◆ Problem requirements ◆
Rewrite the items from the start of the records through the line containing "y-tick-label: 0 (637, 411, 646, 428)", with "Saturation Frequency" changed to "Saturation Offset" and everything else left intact.
┏━━
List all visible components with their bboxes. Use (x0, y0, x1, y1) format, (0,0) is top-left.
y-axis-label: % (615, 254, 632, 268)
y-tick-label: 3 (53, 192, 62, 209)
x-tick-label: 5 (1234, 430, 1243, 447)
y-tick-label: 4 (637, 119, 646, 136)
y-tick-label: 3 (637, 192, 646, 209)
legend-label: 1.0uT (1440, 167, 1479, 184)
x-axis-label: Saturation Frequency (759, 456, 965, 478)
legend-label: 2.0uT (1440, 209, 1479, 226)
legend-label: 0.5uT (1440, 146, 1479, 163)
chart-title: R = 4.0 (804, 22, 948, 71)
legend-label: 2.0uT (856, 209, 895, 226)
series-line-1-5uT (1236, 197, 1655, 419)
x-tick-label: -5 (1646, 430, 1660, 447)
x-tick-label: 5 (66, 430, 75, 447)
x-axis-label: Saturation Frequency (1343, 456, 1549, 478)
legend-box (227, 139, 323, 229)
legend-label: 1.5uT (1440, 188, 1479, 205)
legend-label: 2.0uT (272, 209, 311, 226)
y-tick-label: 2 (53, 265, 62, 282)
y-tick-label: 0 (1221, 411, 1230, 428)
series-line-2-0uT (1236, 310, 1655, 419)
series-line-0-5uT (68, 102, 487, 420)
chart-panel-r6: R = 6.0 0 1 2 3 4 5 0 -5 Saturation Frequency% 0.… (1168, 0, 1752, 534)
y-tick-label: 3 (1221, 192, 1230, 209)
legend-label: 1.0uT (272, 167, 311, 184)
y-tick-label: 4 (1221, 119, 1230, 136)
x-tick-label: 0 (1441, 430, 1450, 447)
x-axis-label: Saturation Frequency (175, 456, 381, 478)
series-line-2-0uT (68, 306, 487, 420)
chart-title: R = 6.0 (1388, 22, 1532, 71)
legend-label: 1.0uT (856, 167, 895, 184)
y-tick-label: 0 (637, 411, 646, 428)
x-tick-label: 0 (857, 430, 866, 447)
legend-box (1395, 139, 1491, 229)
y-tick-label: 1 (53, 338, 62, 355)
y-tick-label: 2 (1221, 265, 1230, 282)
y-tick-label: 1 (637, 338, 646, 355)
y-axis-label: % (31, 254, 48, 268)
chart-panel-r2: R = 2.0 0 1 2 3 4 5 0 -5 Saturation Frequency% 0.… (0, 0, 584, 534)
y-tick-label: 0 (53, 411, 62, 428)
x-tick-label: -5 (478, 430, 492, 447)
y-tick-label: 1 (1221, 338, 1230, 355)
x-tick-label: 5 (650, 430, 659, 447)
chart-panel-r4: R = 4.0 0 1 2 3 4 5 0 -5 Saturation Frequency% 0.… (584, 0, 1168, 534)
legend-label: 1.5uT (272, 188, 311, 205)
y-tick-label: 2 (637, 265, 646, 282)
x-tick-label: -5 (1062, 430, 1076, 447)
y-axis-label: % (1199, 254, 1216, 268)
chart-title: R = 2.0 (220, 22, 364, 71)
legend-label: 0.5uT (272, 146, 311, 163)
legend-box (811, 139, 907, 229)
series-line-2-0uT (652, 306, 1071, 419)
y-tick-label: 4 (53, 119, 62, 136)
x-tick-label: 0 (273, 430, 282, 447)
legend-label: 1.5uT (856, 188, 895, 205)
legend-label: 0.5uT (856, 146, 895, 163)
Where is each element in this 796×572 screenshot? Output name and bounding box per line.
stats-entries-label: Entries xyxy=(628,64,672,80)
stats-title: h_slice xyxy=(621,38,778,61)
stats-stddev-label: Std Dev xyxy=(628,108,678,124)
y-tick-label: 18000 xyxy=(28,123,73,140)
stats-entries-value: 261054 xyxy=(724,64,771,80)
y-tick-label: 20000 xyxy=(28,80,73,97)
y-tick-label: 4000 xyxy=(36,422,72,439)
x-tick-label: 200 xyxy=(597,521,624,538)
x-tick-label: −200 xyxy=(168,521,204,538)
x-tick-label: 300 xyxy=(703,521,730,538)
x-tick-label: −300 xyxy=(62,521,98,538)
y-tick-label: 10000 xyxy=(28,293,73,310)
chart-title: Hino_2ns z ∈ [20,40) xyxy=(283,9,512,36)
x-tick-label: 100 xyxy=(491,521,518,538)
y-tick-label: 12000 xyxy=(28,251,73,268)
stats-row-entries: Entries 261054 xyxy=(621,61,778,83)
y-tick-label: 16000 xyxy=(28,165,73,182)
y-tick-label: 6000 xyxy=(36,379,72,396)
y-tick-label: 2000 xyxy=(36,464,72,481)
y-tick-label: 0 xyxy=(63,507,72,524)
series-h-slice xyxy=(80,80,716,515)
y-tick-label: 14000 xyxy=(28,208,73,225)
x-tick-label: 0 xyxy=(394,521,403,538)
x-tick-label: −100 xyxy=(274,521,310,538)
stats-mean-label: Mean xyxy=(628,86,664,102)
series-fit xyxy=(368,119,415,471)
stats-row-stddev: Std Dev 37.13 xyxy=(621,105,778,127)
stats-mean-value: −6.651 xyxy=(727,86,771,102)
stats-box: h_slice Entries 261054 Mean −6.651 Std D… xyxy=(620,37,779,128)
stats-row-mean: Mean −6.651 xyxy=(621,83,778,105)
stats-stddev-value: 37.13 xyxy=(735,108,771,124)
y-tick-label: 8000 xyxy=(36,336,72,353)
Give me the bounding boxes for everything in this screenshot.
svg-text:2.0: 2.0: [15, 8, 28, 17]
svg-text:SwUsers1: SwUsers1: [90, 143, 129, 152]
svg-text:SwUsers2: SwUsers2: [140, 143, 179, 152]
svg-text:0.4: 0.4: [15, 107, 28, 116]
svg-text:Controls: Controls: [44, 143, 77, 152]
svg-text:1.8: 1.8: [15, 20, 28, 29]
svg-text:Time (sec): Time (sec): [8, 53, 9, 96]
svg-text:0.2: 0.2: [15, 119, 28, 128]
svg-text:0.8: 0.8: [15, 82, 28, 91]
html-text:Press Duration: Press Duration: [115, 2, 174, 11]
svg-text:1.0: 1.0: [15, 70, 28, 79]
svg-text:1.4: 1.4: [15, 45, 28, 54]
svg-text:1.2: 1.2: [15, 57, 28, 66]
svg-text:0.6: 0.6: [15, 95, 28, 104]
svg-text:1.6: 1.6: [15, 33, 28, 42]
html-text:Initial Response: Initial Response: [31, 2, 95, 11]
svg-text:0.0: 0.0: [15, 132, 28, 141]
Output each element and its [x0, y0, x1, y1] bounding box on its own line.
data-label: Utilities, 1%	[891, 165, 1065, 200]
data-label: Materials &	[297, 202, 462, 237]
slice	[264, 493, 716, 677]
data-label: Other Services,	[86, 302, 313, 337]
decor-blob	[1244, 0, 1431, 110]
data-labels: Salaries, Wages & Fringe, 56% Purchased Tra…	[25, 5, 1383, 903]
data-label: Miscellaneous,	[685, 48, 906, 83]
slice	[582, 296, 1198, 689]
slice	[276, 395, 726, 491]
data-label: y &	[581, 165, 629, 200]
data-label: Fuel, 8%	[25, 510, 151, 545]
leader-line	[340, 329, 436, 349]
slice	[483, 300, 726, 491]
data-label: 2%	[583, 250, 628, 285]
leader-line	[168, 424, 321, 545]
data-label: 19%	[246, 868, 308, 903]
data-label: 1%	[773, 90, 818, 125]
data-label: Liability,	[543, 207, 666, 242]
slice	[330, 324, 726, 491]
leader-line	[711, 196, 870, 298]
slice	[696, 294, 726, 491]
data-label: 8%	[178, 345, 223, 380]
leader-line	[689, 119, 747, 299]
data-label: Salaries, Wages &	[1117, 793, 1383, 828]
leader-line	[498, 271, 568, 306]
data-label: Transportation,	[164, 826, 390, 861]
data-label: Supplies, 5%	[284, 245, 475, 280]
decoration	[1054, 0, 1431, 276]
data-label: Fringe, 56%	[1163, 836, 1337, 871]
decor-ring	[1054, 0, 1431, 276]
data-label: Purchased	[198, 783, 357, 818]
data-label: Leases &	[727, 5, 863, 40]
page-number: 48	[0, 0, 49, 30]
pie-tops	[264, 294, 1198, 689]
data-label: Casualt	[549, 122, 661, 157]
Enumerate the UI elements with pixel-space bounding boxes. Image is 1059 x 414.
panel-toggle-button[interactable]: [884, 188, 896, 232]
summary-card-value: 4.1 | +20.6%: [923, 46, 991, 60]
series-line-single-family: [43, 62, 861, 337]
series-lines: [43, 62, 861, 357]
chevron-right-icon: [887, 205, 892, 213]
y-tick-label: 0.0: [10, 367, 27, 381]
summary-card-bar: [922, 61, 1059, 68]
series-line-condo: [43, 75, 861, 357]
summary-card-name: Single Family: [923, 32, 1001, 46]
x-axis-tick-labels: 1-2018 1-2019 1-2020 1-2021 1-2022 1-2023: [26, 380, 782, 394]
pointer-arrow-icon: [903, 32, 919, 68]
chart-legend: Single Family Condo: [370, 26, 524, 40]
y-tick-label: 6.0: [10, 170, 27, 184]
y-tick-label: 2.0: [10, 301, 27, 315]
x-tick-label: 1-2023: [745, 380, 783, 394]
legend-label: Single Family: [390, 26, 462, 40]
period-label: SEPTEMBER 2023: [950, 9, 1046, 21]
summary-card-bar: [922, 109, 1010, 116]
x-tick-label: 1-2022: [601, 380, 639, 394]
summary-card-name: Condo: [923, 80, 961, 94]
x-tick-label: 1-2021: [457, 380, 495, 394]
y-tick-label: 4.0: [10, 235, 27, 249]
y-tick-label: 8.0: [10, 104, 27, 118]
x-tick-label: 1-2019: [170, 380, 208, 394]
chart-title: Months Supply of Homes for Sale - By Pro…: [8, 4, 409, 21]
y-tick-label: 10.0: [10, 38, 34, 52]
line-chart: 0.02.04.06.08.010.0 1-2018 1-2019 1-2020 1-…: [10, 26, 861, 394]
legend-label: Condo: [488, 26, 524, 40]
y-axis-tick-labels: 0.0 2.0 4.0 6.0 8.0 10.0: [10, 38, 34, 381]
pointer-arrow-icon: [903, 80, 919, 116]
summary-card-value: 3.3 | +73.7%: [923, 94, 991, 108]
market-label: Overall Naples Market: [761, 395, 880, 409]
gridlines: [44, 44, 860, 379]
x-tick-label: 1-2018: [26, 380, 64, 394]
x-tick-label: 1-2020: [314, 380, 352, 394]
┗━━
◆ Completed exercise ◆
List all visible components with their bboxes. Use (x0, y0, x1, y1) format, (0,0) is top-left.
y-axis-label: % (615, 254, 632, 268)
y-tick-label: 3 (53, 192, 62, 209)
x-tick-label: 5 (1234, 430, 1243, 447)
y-tick-label: 4 (637, 119, 646, 136)
y-tick-label: 3 (637, 192, 646, 209)
legend-label: 1.0uT (1440, 167, 1479, 184)
x-axis-label: Saturation Offset (759, 456, 965, 478)
legend-label: 2.0uT (1440, 209, 1479, 226)
legend-label: 0.5uT (1440, 146, 1479, 163)
chart-title: R = 4.0 (804, 22, 948, 71)
legend-label: 2.0uT (856, 209, 895, 226)
series-line-1-5uT (1236, 197, 1655, 419)
x-tick-label: -5 (1646, 430, 1660, 447)
x-tick-label: 5 (66, 430, 75, 447)
x-axis-label: Saturation Offset (1343, 456, 1549, 478)
legend-box (227, 139, 323, 229)
legend-label: 1.5uT (1440, 188, 1479, 205)
legend-label: 2.0uT (272, 209, 311, 226)
y-tick-label: 2 (53, 265, 62, 282)
y-tick-label: 0 (1221, 411, 1230, 428)
series-line-2-0uT (1236, 310, 1655, 419)
series-line-0-5uT (68, 102, 487, 420)
chart-panel-r6: R = 6.0 0 1 2 3 4 5 0 -5 Saturation Offset% 0.… (1168, 0, 1752, 534)
y-tick-label: 3 (1221, 192, 1230, 209)
legend-label: 1.0uT (272, 167, 311, 184)
y-tick-label: 4 (1221, 119, 1230, 136)
x-tick-label: 0 (1441, 430, 1450, 447)
x-axis-label: Saturation Offset (175, 456, 381, 478)
series-line-2-0uT (68, 306, 487, 420)
chart-title: R = 6.0 (1388, 22, 1532, 71)
legend-label: 1.0uT (856, 167, 895, 184)
y-tick-label: 0 (637, 411, 646, 428)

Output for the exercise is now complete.